- **EXERCISE INSTRUCTIONS**: From the entries below, pull out each line where "name" appears.

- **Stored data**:

----------------

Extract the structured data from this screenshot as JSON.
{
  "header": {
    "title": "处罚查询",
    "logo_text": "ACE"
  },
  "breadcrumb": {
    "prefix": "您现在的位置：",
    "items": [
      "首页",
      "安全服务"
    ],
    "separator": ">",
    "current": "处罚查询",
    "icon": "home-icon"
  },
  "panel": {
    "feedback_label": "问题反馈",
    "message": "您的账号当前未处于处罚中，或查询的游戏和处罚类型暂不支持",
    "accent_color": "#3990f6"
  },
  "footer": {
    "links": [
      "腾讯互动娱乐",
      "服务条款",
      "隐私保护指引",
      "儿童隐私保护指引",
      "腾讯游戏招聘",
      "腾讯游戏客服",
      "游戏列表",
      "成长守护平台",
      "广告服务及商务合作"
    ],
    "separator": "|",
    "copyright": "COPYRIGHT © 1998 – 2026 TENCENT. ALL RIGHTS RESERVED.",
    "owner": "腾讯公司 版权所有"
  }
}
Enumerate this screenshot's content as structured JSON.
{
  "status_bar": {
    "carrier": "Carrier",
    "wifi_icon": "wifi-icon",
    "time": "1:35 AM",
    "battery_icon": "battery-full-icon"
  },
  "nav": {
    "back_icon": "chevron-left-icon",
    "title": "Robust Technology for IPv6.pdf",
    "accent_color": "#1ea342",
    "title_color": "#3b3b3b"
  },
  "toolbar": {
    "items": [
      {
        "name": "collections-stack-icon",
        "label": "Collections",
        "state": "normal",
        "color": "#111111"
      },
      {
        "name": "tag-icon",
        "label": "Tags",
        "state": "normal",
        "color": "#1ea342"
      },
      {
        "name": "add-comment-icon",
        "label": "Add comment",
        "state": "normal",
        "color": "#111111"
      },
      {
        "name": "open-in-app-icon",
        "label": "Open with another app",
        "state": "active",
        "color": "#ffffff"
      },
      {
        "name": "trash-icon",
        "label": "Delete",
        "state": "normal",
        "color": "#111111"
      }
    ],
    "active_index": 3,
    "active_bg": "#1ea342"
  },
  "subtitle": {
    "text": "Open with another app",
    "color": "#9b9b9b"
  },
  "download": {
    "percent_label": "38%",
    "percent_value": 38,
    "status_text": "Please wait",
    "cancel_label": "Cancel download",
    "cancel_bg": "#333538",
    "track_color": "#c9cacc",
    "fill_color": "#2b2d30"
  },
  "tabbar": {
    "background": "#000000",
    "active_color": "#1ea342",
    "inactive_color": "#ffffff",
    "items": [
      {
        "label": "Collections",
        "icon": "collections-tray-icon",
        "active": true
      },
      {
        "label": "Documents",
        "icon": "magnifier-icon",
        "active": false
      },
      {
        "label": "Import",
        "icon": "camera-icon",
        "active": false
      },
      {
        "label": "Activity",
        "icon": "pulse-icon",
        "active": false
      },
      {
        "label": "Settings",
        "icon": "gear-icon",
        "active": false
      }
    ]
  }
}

----------------

- **RESULT**:
        "name": "collections-stack-icon",
        "name": "tag-icon",
        "name": "add-comment-icon",
        "name": "open-in-app-icon",
        "name": "trash-icon",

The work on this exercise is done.